■ Records to use:
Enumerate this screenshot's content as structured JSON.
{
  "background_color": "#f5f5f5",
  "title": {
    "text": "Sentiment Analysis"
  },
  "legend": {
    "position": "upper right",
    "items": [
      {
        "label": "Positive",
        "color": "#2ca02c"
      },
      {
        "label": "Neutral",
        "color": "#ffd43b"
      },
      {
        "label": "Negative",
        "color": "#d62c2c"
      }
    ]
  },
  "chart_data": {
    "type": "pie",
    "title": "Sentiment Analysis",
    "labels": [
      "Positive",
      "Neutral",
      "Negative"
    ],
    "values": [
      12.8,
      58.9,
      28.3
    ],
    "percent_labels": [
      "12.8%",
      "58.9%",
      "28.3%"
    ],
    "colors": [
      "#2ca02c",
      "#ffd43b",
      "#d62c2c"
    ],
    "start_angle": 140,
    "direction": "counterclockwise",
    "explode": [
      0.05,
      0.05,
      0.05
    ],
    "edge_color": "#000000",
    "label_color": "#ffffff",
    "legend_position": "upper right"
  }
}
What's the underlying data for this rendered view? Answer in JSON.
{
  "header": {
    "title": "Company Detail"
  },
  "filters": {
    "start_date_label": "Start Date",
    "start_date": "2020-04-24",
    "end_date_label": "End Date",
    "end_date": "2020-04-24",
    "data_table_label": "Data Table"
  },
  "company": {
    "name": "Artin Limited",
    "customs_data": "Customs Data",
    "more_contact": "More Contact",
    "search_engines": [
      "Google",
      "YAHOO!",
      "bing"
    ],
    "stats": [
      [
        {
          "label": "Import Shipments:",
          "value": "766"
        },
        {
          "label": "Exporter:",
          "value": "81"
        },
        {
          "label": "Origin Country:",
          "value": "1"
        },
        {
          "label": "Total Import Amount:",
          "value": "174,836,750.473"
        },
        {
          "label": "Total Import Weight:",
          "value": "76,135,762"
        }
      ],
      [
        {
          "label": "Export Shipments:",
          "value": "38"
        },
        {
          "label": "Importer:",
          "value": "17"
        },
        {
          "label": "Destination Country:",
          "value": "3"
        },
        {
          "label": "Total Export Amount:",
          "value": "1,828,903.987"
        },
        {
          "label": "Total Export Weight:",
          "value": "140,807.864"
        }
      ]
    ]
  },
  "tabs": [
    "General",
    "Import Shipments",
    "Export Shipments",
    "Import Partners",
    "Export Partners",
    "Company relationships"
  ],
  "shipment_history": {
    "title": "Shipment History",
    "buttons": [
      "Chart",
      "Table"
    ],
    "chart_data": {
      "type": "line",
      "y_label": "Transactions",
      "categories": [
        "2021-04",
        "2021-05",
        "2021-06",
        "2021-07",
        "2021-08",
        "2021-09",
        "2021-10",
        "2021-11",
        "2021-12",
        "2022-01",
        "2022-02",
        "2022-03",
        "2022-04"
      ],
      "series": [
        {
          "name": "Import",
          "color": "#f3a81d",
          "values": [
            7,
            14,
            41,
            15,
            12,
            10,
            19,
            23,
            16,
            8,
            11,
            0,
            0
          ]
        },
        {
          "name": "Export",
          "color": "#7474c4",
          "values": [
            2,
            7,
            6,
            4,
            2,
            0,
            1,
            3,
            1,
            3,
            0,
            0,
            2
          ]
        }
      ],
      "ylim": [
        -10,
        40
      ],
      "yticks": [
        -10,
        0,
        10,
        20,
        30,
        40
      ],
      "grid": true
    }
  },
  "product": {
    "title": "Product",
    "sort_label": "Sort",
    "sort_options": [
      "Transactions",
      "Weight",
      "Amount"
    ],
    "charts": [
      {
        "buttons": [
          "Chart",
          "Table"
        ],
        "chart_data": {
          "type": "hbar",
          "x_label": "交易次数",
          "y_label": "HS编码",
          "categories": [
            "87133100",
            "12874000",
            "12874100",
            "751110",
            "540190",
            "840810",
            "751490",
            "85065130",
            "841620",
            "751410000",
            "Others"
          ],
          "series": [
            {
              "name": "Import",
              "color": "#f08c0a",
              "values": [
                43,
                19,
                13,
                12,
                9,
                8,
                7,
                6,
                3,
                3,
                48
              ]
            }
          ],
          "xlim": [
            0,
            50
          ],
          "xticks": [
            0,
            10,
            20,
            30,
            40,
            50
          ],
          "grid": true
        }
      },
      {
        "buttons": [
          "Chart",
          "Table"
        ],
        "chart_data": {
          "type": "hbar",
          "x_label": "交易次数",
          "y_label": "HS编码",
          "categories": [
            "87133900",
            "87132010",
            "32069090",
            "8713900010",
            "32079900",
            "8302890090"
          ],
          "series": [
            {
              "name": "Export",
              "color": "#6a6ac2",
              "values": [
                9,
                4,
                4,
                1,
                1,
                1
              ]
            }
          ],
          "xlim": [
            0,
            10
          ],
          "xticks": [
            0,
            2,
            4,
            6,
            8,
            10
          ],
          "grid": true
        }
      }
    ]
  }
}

■ Your task:
Where does the word "Table" appear in the listing? List each line that holds it.

■ Response:
    "data_table_label": "Data Table"
      "Table"
          "Table"
          "Table"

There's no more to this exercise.